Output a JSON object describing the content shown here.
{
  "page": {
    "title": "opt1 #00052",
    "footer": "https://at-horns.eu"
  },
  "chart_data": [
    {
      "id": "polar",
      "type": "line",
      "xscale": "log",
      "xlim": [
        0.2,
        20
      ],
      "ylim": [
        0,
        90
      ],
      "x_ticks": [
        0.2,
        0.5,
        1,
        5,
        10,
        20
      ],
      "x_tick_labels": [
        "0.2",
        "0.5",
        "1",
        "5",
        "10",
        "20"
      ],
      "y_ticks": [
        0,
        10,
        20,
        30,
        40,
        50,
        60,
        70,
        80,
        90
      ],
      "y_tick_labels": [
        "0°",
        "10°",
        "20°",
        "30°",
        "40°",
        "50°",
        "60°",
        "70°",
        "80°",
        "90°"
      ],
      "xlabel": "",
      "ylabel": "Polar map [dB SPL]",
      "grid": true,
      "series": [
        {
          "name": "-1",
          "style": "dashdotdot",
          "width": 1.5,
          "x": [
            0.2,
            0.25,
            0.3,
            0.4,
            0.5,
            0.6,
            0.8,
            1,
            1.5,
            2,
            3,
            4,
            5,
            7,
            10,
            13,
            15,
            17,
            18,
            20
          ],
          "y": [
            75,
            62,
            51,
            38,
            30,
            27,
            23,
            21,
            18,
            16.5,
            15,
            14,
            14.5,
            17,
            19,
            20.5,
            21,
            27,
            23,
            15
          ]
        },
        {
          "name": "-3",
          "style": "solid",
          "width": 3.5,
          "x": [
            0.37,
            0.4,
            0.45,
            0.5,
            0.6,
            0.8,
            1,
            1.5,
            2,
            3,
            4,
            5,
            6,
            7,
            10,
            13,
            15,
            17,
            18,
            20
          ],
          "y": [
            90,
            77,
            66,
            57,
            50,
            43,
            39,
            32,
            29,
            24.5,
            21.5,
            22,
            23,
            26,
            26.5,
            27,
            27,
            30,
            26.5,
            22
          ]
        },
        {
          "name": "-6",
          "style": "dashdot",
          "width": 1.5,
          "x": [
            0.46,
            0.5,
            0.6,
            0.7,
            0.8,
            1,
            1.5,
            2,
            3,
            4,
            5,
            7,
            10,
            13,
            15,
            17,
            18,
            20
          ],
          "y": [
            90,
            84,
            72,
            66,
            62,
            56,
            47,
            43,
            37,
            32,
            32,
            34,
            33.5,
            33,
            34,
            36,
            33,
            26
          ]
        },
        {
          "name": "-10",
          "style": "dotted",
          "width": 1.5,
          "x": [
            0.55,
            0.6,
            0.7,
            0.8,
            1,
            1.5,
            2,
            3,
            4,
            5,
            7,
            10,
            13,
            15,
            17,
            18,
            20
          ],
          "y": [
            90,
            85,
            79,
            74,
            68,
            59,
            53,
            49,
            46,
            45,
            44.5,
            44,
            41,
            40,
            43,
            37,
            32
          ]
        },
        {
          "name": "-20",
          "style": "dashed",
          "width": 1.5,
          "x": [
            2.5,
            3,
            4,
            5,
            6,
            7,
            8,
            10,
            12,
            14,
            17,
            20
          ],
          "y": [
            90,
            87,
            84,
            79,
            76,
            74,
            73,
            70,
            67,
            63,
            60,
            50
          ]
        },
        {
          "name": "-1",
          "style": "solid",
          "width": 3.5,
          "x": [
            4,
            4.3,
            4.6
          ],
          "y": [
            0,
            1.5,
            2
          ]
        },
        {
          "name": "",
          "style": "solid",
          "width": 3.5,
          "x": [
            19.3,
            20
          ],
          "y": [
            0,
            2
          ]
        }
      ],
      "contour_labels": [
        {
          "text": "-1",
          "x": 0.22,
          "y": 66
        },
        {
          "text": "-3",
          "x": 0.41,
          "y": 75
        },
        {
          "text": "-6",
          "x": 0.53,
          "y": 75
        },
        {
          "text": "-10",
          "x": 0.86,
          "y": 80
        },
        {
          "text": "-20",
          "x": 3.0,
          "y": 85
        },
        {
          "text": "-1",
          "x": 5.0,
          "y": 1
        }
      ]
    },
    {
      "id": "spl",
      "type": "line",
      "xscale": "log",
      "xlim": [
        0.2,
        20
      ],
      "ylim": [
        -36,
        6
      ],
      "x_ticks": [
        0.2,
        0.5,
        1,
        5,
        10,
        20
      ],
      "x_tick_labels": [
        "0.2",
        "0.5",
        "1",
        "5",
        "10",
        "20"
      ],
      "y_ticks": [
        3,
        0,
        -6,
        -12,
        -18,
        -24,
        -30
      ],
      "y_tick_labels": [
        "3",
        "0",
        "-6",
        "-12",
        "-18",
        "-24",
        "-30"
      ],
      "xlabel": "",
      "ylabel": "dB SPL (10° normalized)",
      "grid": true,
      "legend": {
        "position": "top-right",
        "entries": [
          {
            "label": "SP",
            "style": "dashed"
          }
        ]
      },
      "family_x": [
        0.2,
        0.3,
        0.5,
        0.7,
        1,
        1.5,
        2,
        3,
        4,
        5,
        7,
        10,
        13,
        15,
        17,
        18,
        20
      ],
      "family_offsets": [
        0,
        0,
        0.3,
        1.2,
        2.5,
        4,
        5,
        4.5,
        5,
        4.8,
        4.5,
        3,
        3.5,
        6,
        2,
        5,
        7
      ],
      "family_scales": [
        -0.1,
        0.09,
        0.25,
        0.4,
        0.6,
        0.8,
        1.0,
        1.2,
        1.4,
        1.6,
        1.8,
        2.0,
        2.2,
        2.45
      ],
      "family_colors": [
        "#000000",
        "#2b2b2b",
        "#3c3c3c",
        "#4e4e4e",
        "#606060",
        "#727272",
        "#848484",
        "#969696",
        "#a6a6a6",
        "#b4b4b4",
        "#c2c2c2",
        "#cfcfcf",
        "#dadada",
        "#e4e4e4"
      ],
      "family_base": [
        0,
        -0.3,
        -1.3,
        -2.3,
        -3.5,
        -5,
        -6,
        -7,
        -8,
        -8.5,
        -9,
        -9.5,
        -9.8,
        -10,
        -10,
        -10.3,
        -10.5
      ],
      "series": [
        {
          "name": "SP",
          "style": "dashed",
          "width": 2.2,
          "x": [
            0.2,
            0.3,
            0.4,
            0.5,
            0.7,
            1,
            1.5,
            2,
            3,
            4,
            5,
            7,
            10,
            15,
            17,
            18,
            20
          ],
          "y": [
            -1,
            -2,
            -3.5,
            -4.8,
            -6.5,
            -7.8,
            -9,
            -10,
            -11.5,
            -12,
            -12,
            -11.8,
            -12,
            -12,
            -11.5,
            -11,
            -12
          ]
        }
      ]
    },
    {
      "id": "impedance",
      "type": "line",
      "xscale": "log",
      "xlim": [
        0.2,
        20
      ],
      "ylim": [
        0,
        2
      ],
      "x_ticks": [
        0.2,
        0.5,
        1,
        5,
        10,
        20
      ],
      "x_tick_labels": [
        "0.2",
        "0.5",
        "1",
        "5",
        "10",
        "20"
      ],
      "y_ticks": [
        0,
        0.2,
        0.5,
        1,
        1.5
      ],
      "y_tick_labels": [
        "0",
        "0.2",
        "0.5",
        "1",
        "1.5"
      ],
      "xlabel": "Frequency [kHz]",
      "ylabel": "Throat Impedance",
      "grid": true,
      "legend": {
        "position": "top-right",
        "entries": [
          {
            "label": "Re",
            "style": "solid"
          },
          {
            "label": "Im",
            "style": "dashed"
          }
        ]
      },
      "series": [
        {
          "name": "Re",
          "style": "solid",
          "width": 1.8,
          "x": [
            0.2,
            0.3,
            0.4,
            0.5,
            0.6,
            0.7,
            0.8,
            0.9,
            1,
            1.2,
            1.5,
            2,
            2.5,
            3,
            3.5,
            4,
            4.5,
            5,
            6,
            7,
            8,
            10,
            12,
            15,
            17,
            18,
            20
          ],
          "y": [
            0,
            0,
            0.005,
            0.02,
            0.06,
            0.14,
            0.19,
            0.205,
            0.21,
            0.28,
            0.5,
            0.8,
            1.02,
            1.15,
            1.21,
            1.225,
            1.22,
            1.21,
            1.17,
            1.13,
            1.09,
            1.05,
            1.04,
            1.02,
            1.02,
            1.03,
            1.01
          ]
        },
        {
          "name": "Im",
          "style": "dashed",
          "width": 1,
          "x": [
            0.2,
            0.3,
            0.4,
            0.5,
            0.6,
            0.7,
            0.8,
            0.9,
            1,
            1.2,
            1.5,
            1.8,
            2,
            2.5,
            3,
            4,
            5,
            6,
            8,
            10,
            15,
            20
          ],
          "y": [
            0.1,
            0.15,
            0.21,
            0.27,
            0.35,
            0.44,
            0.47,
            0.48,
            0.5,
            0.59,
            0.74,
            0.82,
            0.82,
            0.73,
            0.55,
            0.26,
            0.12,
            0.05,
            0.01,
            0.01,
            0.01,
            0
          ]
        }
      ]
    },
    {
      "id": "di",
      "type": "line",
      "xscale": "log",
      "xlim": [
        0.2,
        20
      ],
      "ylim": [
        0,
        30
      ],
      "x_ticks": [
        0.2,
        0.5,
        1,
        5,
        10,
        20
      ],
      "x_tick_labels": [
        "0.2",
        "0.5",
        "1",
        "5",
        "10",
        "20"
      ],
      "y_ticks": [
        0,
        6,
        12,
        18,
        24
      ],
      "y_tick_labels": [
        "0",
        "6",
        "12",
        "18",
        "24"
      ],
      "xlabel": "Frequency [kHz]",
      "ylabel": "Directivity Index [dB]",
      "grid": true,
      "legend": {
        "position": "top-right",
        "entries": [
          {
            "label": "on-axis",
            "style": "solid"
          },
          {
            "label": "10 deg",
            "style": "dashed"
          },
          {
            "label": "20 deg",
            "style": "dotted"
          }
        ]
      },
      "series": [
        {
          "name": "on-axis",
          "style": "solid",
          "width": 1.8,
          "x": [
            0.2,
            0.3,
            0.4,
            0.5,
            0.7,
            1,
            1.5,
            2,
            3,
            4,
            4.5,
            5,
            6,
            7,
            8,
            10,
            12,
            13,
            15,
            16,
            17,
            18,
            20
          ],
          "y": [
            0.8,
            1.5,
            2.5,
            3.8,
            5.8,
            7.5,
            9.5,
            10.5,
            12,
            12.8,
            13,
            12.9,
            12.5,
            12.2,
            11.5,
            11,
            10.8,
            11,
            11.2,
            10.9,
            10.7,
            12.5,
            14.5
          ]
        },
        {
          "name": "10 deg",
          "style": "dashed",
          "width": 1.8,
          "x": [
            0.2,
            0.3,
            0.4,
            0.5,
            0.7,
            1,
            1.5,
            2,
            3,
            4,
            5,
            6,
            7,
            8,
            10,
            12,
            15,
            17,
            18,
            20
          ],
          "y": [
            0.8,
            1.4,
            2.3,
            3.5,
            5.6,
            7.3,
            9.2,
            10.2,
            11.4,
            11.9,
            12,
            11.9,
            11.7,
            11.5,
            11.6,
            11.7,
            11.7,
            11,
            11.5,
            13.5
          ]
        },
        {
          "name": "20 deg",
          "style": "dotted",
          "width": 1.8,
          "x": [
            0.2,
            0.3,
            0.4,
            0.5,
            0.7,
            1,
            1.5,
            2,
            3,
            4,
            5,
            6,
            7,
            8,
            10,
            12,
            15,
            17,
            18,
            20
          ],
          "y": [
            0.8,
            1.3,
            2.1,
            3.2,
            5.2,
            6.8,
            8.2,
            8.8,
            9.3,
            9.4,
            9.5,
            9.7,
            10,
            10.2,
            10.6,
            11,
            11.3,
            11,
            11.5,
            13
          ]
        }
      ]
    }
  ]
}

===

Task objective: Within the listing above, copy each line that has the string "text".

Result for this exercise:
          "text": "-1",
          "text": "-3",
          "text": "-6",
          "text": "-10",
          "text": "-20",
          "text": "-1",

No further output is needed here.